═════ Stored records ═════
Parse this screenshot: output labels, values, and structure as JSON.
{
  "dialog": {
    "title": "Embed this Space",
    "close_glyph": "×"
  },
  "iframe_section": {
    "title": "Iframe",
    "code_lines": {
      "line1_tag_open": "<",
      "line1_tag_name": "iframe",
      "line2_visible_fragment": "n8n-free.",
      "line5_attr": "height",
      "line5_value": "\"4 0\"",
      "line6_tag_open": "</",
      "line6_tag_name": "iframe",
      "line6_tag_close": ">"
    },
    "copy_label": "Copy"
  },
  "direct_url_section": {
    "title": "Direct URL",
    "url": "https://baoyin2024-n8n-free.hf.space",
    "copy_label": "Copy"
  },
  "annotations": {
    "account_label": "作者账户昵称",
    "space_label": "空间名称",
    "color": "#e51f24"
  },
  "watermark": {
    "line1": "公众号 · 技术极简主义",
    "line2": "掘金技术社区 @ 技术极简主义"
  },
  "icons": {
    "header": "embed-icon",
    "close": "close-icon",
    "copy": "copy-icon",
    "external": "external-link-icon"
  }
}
═════
--- What the task asks ---
Repeat the records above exactly as they appear.

--- Solution below ---
Parse this screenshot: output labels, values, and structure as JSON.
{
  "dialog": {
    "title": "Embed this Space",
    "close_glyph": "×"
  },
  "iframe_section": {
    "title": "Iframe",
    "code_lines": {
      "line1_tag_open": "<",
      "line1_tag_name": "iframe",
      "line2_visible_fragment": "n8n-free.",
      "line5_attr": "height",
      "line5_value": "\"4 0\"",
      "line6_tag_open": "</",
      "line6_tag_name": "iframe",
      "line6_tag_close": ">"
    },
    "copy_label": "Copy"
  },
  "direct_url_section": {
    "title": "Direct URL",
    "url": "https://baoyin2024-n8n-free.hf.space",
    "copy_label": "Copy"
  },
  "annotations": {
    "account_label": "作者账户昵称",
    "space_label": "空间名称",
    "color": "#e51f24"
  },
  "watermark": {
    "line1": "公众号 · 技术极简主义",
    "line2": "掘金技术社区 @ 技术极简主义"
  },
  "icons": {
    "header": "embed-icon",
    "close": "close-icon",
    "copy": "copy-icon",
    "external": "external-link-icon"
  }
}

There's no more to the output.